* **Provided records**:
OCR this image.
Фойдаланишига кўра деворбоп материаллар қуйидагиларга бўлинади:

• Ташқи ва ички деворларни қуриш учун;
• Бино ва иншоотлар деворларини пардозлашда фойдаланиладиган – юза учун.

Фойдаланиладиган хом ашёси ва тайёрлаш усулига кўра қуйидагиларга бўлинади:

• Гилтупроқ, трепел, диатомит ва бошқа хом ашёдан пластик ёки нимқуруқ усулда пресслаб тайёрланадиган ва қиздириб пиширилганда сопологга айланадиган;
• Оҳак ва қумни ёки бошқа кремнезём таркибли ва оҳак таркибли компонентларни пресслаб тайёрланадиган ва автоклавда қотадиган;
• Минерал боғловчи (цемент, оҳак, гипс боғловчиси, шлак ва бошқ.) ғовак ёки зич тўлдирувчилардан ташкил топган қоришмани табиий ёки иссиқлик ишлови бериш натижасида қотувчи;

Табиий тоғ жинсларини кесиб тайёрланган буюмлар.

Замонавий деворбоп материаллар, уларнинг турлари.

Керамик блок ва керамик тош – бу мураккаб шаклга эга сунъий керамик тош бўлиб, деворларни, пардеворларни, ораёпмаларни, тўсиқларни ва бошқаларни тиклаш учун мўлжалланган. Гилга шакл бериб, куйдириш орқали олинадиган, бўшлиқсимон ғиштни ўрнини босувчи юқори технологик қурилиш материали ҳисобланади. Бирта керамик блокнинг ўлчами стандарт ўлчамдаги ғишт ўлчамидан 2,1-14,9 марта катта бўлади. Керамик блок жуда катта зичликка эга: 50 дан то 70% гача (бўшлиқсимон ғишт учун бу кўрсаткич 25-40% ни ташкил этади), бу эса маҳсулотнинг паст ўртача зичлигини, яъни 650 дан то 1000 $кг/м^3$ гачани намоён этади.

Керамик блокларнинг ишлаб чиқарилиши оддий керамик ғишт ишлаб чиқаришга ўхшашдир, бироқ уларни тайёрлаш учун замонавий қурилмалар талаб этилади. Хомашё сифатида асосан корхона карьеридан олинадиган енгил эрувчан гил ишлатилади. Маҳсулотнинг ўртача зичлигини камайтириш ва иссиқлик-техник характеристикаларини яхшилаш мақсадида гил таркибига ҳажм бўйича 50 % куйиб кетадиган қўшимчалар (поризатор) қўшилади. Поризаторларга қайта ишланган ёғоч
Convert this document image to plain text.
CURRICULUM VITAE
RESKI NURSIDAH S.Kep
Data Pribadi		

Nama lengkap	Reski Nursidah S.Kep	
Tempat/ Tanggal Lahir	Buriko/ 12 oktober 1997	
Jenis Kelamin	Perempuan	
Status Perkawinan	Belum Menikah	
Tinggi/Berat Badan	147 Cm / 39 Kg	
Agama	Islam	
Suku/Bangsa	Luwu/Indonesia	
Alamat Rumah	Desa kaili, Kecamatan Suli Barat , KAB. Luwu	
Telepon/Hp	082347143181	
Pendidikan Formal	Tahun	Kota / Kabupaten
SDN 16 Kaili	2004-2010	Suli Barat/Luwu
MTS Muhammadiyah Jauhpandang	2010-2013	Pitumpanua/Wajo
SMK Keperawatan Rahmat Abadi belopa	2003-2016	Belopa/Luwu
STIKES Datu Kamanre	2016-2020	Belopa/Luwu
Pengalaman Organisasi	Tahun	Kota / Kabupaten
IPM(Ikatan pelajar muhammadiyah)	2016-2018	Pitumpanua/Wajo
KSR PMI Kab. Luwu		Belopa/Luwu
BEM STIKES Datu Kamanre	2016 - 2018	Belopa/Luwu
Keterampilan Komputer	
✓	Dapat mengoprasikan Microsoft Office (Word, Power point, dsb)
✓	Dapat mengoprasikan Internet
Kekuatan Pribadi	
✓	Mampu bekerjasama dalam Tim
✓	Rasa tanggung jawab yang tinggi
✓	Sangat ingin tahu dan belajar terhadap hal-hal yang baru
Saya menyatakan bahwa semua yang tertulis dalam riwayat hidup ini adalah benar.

* **Work to complete**: Read through the lines above and collect those that contain the string "Belopa".

* **Reply to the task**:
SMK Keperawatan Rahmat Abadi belopa	2003-2016	Belopa/Luwu
STIKES Datu Kamanre	2016-2020	Belopa/Luwu
KSR PMI Kab. Luwu		Belopa/Luwu
BEM STIKES Datu Kamanre	2016 - 2018	Belopa/Luwu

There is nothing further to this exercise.